_To do_:
Gather every line holding the string "Московская".

_Stored items from a collection_:
* BEGIN *

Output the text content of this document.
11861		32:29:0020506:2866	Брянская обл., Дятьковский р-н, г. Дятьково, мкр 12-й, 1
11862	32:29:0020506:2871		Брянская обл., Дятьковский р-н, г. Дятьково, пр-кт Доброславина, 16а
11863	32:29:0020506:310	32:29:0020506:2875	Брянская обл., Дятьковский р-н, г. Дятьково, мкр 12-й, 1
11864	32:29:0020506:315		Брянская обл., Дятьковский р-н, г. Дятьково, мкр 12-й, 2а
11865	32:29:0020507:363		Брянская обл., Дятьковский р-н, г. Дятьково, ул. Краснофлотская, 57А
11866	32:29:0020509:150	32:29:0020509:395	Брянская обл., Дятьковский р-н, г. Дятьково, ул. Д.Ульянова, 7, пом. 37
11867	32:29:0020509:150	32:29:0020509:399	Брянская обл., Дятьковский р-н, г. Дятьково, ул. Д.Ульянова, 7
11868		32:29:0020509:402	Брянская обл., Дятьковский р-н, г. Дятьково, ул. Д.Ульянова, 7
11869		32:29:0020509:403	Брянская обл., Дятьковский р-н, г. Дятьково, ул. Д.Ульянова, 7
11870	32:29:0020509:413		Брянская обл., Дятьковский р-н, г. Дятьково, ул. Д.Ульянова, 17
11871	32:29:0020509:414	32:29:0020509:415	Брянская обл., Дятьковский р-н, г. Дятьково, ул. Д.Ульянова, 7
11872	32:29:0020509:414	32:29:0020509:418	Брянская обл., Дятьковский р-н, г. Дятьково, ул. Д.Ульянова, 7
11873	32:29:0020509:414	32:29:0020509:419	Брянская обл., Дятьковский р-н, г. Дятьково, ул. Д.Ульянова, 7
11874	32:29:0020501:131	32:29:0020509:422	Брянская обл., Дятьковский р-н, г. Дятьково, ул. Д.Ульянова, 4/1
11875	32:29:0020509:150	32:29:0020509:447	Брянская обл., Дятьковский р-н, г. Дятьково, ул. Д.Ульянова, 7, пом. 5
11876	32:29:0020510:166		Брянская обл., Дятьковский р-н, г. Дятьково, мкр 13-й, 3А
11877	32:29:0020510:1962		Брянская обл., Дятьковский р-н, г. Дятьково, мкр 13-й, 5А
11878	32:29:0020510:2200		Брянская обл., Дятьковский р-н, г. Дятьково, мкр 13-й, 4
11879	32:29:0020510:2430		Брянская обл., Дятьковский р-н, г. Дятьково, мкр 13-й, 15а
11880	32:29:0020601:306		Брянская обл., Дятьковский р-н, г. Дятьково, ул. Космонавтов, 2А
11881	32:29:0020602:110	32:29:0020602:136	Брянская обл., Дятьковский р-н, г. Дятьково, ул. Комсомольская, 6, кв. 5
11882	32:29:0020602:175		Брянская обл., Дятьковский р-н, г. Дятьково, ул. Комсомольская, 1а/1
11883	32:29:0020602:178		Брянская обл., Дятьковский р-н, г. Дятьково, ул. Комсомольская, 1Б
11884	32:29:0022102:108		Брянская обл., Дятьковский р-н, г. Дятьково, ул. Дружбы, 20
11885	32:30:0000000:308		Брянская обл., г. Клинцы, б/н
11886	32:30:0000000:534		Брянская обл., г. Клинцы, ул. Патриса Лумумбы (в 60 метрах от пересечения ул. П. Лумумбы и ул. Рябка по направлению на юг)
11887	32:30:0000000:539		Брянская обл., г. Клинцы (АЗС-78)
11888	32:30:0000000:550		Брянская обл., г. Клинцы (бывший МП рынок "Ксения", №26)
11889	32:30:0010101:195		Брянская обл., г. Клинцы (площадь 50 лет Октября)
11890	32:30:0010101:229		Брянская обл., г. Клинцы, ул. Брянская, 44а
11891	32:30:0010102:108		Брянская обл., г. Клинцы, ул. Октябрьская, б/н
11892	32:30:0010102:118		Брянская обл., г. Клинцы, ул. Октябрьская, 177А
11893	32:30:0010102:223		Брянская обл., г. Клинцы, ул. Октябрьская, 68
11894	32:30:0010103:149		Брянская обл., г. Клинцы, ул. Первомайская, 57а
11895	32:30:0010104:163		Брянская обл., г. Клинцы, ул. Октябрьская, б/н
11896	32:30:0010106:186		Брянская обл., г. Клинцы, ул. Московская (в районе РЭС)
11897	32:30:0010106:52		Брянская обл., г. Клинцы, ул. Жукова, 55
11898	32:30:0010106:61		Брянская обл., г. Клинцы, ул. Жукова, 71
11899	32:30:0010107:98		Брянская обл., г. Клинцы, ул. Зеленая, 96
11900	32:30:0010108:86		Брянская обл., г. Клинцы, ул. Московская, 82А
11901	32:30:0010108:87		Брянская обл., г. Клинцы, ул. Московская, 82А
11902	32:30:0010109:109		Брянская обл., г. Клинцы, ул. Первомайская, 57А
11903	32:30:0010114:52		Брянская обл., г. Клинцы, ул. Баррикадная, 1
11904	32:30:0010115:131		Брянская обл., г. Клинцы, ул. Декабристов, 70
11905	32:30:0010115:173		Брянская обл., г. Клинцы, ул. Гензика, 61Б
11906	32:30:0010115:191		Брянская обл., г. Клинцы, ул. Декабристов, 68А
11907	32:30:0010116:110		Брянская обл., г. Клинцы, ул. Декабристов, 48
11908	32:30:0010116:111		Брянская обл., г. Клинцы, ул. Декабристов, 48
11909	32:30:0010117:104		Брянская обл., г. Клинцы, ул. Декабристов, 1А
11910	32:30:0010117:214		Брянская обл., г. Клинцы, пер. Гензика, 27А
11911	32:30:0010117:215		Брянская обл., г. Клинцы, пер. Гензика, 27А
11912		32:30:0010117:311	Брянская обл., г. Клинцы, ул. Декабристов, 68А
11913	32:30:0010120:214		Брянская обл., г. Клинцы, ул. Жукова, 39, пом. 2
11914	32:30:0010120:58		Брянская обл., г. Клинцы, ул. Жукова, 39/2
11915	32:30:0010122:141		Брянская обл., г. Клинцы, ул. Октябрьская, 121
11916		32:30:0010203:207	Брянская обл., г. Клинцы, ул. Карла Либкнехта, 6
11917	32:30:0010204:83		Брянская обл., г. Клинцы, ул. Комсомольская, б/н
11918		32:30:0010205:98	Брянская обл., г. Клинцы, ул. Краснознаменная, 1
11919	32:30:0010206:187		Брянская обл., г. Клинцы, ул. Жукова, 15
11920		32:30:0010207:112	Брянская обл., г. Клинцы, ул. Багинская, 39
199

* END *

_Completed task_:
11896	32:30:0010106:186		Брянская обл., г. Клинцы, ул. Московская (в районе РЭС)
11900	32:30:0010108:86		Брянская обл., г. Клинцы, ул. Московская, 82А
11901	32:30:0010108:87		Брянская обл., г. Клинцы, ул. Московская, 82А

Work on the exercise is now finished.